> **Short exercise**:
Each line containing the word "Аббас" must be reported.

Provided data start

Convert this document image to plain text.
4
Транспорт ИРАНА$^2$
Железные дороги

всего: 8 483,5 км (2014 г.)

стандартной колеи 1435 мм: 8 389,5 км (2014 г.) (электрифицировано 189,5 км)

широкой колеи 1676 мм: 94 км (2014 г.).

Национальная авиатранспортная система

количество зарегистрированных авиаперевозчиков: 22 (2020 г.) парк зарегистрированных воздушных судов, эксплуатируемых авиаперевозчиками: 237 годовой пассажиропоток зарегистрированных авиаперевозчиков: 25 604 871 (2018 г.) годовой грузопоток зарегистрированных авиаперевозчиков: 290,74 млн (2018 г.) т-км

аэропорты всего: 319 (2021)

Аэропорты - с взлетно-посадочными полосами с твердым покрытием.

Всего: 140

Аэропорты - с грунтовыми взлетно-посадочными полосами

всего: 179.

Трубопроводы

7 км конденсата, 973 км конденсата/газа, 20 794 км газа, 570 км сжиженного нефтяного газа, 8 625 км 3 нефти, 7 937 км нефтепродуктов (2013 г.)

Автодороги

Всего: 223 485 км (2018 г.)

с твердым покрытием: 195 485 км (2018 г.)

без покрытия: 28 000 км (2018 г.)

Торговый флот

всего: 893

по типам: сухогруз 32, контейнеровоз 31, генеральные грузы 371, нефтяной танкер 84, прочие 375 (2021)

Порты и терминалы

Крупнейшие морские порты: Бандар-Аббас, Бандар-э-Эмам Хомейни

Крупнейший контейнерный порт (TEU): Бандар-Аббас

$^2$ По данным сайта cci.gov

Provided data end
Provided data start

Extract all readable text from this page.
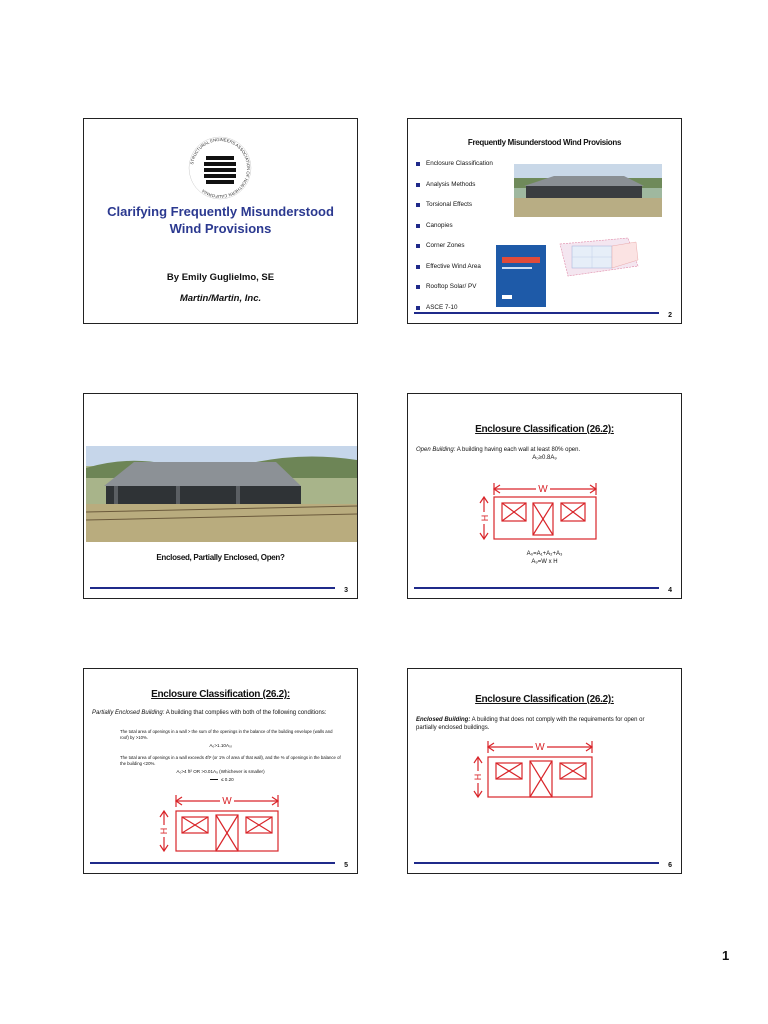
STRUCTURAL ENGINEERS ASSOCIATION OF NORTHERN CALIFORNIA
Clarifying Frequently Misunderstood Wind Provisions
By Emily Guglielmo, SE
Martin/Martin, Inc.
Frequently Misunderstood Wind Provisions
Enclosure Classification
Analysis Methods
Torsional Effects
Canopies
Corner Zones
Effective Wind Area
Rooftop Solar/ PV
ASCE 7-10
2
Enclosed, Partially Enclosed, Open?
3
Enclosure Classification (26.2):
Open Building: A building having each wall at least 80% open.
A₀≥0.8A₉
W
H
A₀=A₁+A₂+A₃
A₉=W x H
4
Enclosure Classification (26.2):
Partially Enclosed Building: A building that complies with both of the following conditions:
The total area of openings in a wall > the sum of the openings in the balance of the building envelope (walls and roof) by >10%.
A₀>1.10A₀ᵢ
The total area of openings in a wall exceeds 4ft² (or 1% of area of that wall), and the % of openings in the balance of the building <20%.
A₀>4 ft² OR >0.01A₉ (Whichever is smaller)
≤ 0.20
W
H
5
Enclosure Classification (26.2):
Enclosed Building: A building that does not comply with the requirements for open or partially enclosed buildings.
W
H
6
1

Provided data end
Provided data start

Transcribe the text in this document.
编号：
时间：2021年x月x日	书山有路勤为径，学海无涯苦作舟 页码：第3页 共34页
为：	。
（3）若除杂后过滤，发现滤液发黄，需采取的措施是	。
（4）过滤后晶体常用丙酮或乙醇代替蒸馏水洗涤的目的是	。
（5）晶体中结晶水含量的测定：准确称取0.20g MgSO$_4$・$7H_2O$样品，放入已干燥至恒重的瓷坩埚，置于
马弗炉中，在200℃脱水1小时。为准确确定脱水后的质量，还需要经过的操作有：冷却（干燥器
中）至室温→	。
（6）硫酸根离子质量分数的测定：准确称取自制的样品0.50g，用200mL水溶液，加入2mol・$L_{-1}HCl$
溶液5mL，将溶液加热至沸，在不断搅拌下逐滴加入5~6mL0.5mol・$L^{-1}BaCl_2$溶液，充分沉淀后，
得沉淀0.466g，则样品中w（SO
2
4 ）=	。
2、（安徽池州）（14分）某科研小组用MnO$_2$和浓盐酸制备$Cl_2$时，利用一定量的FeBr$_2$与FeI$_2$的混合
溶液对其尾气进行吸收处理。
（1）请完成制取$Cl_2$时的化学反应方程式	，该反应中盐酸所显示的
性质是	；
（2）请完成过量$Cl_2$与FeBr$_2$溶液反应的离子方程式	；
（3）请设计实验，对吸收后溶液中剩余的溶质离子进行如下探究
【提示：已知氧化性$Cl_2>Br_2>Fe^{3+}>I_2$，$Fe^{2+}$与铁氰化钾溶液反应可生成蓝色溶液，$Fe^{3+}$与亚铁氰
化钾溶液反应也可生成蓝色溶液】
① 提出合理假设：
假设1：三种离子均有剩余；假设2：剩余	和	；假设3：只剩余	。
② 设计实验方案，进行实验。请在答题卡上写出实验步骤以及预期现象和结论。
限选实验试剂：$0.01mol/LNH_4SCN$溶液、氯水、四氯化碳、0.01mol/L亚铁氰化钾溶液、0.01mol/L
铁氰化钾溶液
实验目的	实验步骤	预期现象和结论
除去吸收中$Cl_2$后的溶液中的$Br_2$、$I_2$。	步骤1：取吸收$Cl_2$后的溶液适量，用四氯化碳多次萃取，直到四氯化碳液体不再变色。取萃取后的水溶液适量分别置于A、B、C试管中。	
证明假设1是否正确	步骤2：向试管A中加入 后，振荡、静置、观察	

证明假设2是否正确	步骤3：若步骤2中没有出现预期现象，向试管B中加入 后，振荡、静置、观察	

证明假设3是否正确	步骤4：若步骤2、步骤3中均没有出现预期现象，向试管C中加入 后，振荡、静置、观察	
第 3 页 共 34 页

Provided data end

> **Answer to the exercise**:
Крупнейшие морские порты: Бандар-Аббас, Бандар-э-Эмам Хомейни
Крупнейший контейнерный порт (TEU): Бандар-Аббас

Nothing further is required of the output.